_What the task requires_. Copy each line below exactly and leave the pictures out.

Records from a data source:
##############################
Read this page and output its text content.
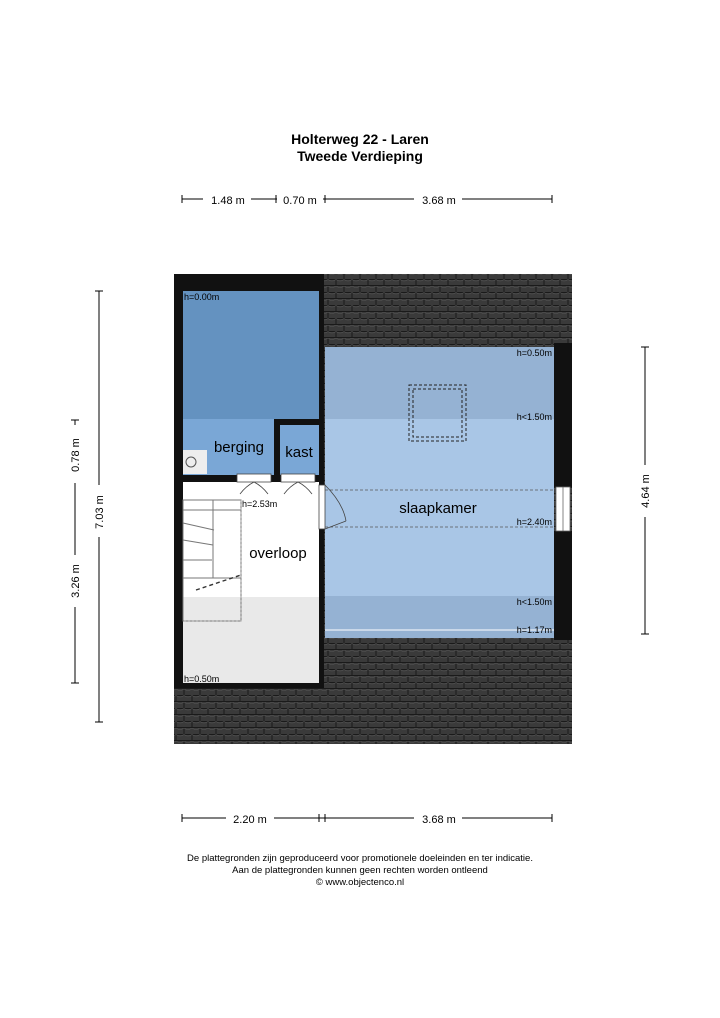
Holterweg 22 - Laren
Tweede Verdieping
1.48 m	0.70 m	3.68 m
2.20 m	3.68 m
7.03 m
0.78 m
3.26 m
4.64 m
berging kast
overloop
slaapkamer
h=0.00m
h=2.53m
h=0.50m
h=0.50m
h<1.50m
h=2.40m
h<1.50m
h=1.17m
De plattegronden zijn geproduceerd voor promotionele doeleinden en ter indicatie.
Aan de plattegronden kunnen geen rechten worden ontleend
© www.objectenco.nl
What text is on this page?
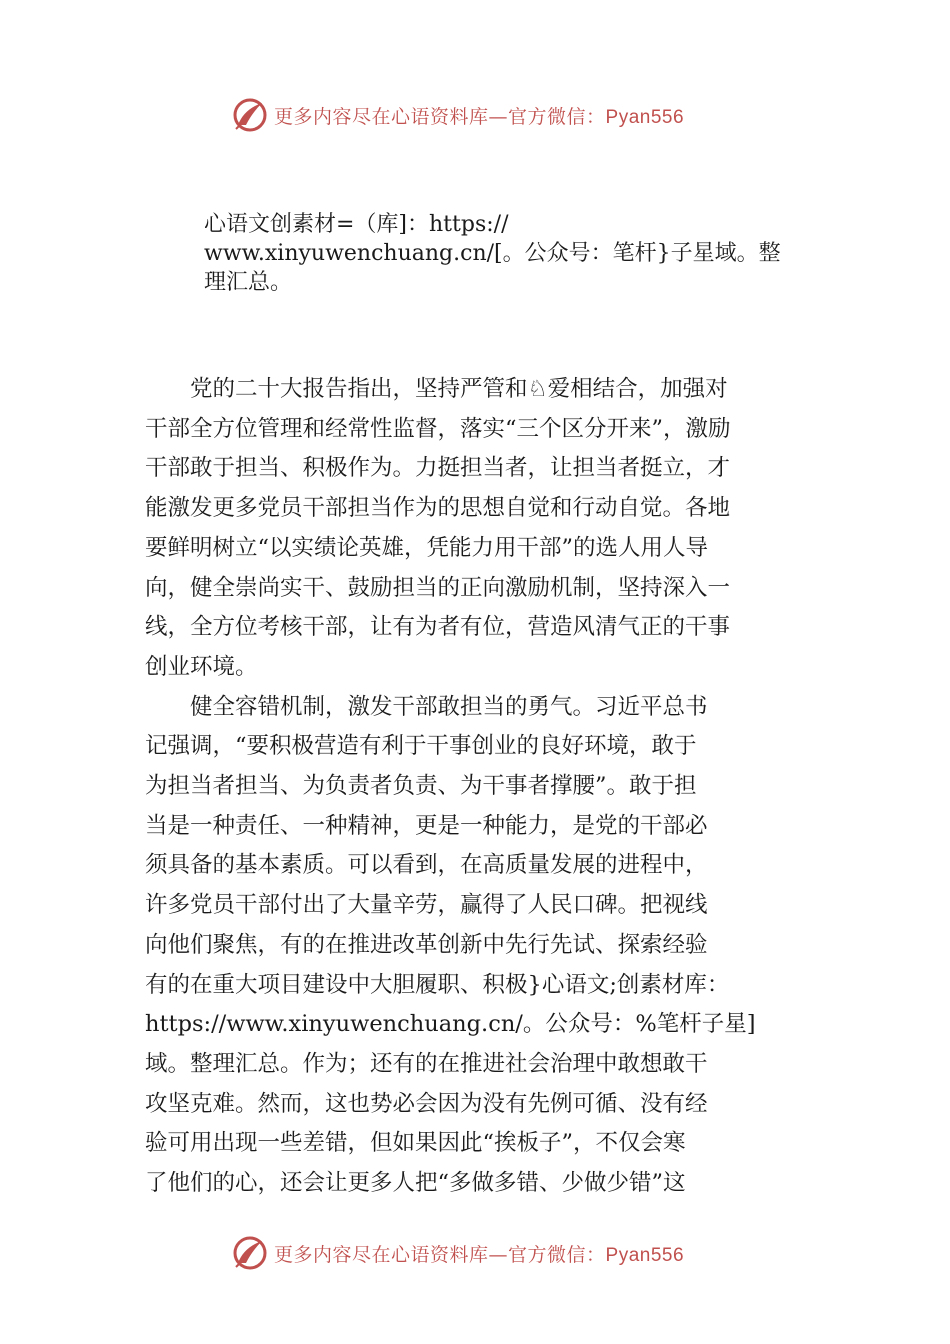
更多内容尽在心语资料库—官方微信：Pyan556
心语文创素材=（库]：https://
www.xinyuwenchuang.cn/[。公众号：笔杆}子星域。整
理汇总。
　　党的二十大报告指出，坚持严管和♘爱相结合，加强对
干部全方位管理和经常性监督，落实“三个区分开来”，激励
干部敢于担当、积极作为。力挺担当者，让担当者挺立，才
能激发更多党员干部担当作为的思想自觉和行动自觉。各地
要鲜明树立“以实绩论英雄，凭能力用干部”的选人用人导
向，健全崇尚实干、鼓励担当的正向激励机制，坚持深入一
线，全方位考核干部，让有为者有位，营造风清气正的干事
创业环境。
　　健全容错机制，激发干部敢担当的勇气。习近平总书
记强调，“要积极营造有利于干事创业的良好环境，敢于
为担当者担当、为负责者负责、为干事者撑腰”。敢于担
当是一种责任、一种精神，更是一种能力，是党的干部必
须具备的基本素质。可以看到，在高质量发展的进程中，
许多党员干部付出了大量辛劳，赢得了人民口碑。把视线
向他们聚焦，有的在推进改革创新中先行先试、探索经验
有的在重大项目建设中大胆履职、积极}心语文;创素材库：
https://www.xinyuwenchuang.cn/。公众号：%笔杆子星]
域。整理汇总。作为；还有的在推进社会治理中敢想敢干
攻坚克难。然而，这也势必会因为没有先例可循、没有经
验可用出现一些差错，但如果因此“挨板子”，不仅会寒
了他们的心，还会让更多人把“多做多错、少做少错”这
更多内容尽在心语资料库—官方微信：Pyan556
##############################
_Response below_.
Read this page and output its text content.
Holterweg 22 - Laren
Tweede Verdieping
1.48 m	0.70 m	3.68 m
2.20 m	3.68 m
7.03 m
0.78 m
3.26 m
4.64 m
berging kast
overloop
slaapkamer
h=0.00m
h=2.53m
h=0.50m
h=0.50m
h<1.50m
h=2.40m
h<1.50m
h=1.17m
De plattegronden zijn geproduceerd voor promotionele doeleinden en ter indicatie.
Aan de plattegronden kunnen geen rechten worden ontleend
© www.objectenco.nl
What text is on this page?
更多内容尽在心语资料库—官方微信：Pyan556
心语文创素材=（库]：https://
www.xinyuwenchuang.cn/[。公众号：笔杆}子星域。整
理汇总。
　　党的二十大报告指出，坚持严管和♘爱相结合，加强对
干部全方位管理和经常性监督，落实“三个区分开来”，激励
干部敢于担当、积极作为。力挺担当者，让担当者挺立，才
能激发更多党员干部担当作为的思想自觉和行动自觉。各地
要鲜明树立“以实绩论英雄，凭能力用干部”的选人用人导
向，健全崇尚实干、鼓励担当的正向激励机制，坚持深入一
线，全方位考核干部，让有为者有位，营造风清气正的干事
创业环境。
　　健全容错机制，激发干部敢担当的勇气。习近平总书
记强调，“要积极营造有利于干事创业的良好环境，敢于
为担当者担当、为负责者负责、为干事者撑腰”。敢于担
当是一种责任、一种精神，更是一种能力，是党的干部必
须具备的基本素质。可以看到，在高质量发展的进程中，
许多党员干部付出了大量辛劳，赢得了人民口碑。把视线
向他们聚焦，有的在推进改革创新中先行先试、探索经验
有的在重大项目建设中大胆履职、积极}心语文;创素材库：
https://www.xinyuwenchuang.cn/。公众号：%笔杆子星]
域。整理汇总。作为；还有的在推进社会治理中敢想敢干
攻坚克难。然而，这也势必会因为没有先例可循、没有经
验可用出现一些差错，但如果因此“挨板子”，不仅会寒
了他们的心，还会让更多人把“多做多错、少做少错”这
更多内容尽在心语资料库—官方微信：Pyan556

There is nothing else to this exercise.